● **Instruction**:
Copy all of these lines word for word.

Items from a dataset
◇ ◇ ◇ ◇ ◇ ◇ ◇

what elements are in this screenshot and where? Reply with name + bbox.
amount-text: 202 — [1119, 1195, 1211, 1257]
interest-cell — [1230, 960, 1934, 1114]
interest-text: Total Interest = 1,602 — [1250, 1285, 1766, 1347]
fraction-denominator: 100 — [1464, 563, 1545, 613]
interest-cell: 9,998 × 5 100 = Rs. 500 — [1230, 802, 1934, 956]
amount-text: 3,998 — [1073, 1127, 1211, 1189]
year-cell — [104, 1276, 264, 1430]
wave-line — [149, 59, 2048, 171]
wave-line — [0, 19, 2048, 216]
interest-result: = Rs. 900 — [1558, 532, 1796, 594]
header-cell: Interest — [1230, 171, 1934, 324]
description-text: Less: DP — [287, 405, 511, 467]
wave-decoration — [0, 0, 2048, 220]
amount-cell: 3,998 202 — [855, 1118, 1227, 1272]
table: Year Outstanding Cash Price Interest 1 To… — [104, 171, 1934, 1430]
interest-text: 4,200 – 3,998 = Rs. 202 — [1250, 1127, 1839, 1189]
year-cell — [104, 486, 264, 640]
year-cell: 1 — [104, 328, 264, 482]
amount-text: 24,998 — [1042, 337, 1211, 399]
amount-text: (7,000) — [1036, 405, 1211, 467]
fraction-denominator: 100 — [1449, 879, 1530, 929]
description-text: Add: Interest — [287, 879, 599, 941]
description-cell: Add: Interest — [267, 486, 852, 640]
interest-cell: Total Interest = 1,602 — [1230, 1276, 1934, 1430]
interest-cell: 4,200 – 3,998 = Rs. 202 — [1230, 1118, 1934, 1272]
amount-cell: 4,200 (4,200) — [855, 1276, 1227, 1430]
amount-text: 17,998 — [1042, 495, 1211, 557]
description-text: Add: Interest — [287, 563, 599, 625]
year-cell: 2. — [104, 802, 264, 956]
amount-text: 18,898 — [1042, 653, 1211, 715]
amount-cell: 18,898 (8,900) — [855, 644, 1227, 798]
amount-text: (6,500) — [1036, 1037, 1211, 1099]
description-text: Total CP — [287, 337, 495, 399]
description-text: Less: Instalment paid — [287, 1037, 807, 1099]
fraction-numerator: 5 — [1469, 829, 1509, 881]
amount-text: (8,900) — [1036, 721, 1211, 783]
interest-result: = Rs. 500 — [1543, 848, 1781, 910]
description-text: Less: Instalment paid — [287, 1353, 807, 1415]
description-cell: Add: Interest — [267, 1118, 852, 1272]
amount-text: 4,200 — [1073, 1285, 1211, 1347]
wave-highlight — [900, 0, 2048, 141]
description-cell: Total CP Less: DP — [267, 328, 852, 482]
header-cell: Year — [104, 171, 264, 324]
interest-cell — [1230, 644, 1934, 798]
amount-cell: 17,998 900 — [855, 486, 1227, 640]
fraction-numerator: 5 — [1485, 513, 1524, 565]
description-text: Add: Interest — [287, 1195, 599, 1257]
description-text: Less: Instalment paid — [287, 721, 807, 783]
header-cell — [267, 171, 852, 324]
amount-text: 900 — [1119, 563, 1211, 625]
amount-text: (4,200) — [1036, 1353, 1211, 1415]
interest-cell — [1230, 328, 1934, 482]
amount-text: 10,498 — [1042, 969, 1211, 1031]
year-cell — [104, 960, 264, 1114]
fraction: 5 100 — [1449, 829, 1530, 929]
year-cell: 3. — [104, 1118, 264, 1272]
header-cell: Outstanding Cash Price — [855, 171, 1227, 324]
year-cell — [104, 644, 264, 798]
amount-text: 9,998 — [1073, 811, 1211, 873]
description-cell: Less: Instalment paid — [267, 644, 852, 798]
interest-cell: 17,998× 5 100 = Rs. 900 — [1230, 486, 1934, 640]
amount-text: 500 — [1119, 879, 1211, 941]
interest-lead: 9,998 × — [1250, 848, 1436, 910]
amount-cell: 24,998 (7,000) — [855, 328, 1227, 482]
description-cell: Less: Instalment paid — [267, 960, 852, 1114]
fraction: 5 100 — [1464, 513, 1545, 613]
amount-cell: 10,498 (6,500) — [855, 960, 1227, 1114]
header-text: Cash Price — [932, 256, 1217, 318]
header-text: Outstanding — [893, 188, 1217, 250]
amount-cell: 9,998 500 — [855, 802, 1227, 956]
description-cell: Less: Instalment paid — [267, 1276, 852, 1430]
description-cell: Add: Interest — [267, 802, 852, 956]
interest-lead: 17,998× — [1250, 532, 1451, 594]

◇ ◇ ◇ ◇ ◇ ◇ ◇

● **Correct result**:
what elements are in this screenshot and where? Reply with name + bbox.
amount-text: 202 — [1119, 1195, 1211, 1257]
interest-cell — [1230, 960, 1934, 1114]
interest-text: Total Interest = 1,602 — [1250, 1285, 1766, 1347]
fraction-denominator: 100 — [1464, 563, 1545, 613]
interest-cell: 9,998 × 5 100 = Rs. 500 — [1230, 802, 1934, 956]
amount-text: 3,998 — [1073, 1127, 1211, 1189]
year-cell — [104, 1276, 264, 1430]
wave-line — [149, 59, 2048, 171]
wave-line — [0, 19, 2048, 216]
interest-result: = Rs. 900 — [1558, 532, 1796, 594]
header-cell: Interest — [1230, 171, 1934, 324]
description-text: Less: DP — [287, 405, 511, 467]
wave-decoration — [0, 0, 2048, 220]
amount-cell: 3,998 202 — [855, 1118, 1227, 1272]
table: Year Outstanding Cash Price Interest 1 To… — [104, 171, 1934, 1430]
interest-text: 4,200 – 3,998 = Rs. 202 — [1250, 1127, 1839, 1189]
year-cell — [104, 486, 264, 640]
year-cell: 1 — [104, 328, 264, 482]
amount-text: 24,998 — [1042, 337, 1211, 399]
amount-text: (7,000) — [1036, 405, 1211, 467]
fraction-denominator: 100 — [1449, 879, 1530, 929]
description-text: Add: Interest — [287, 879, 599, 941]
description-cell: Add: Interest — [267, 486, 852, 640]
interest-cell: Total Interest = 1,602 — [1230, 1276, 1934, 1430]
interest-cell: 4,200 – 3,998 = Rs. 202 — [1230, 1118, 1934, 1272]
amount-cell: 4,200 (4,200) — [855, 1276, 1227, 1430]
amount-text: 17,998 — [1042, 495, 1211, 557]
description-text: Add: Interest — [287, 563, 599, 625]
year-cell: 2. — [104, 802, 264, 956]
amount-text: 18,898 — [1042, 653, 1211, 715]
amount-cell: 18,898 (8,900) — [855, 644, 1227, 798]
amount-text: (6,500) — [1036, 1037, 1211, 1099]
description-text: Total CP — [287, 337, 495, 399]
description-text: Less: Instalment paid — [287, 1037, 807, 1099]
fraction-numerator: 5 — [1469, 829, 1509, 881]
amount-text: (8,900) — [1036, 721, 1211, 783]
interest-result: = Rs. 500 — [1543, 848, 1781, 910]
description-text: Less: Instalment paid — [287, 1353, 807, 1415]
description-cell: Add: Interest — [267, 1118, 852, 1272]
amount-text: 4,200 — [1073, 1285, 1211, 1347]
wave-highlight — [900, 0, 2048, 141]
description-cell: Total CP Less: DP — [267, 328, 852, 482]
header-cell: Year — [104, 171, 264, 324]
interest-cell — [1230, 644, 1934, 798]
amount-cell: 17,998 900 — [855, 486, 1227, 640]
fraction-numerator: 5 — [1485, 513, 1524, 565]
description-text: Add: Interest — [287, 1195, 599, 1257]
description-text: Less: Instalment paid — [287, 721, 807, 783]
header-cell — [267, 171, 852, 324]
amount-text: 900 — [1119, 563, 1211, 625]
amount-text: (4,200) — [1036, 1353, 1211, 1415]
interest-cell — [1230, 328, 1934, 482]
amount-text: 10,498 — [1042, 969, 1211, 1031]
year-cell — [104, 960, 264, 1114]
fraction: 5 100 — [1449, 829, 1530, 929]
year-cell: 3. — [104, 1118, 264, 1272]
header-cell: Outstanding Cash Price — [855, 171, 1227, 324]
year-cell — [104, 644, 264, 798]
amount-text: 9,998 — [1073, 811, 1211, 873]
description-cell: Less: Instalment paid — [267, 644, 852, 798]
interest-cell: 17,998× 5 100 = Rs. 900 — [1230, 486, 1934, 640]
amount-text: 500 — [1119, 879, 1211, 941]
interest-lead: 9,998 × — [1250, 848, 1436, 910]
amount-cell: 24,998 (7,000) — [855, 328, 1227, 482]
description-cell: Less: Instalment paid — [267, 960, 852, 1114]
fraction: 5 100 — [1464, 513, 1545, 613]
amount-cell: 10,498 (6,500) — [855, 960, 1227, 1114]
header-text: Cash Price — [932, 256, 1217, 318]
header-text: Outstanding — [893, 188, 1217, 250]
amount-cell: 9,998 500 — [855, 802, 1227, 956]
description-cell: Less: Instalment paid — [267, 1276, 852, 1430]
description-cell: Add: Interest — [267, 802, 852, 956]
interest-lead: 17,998× — [1250, 532, 1451, 594]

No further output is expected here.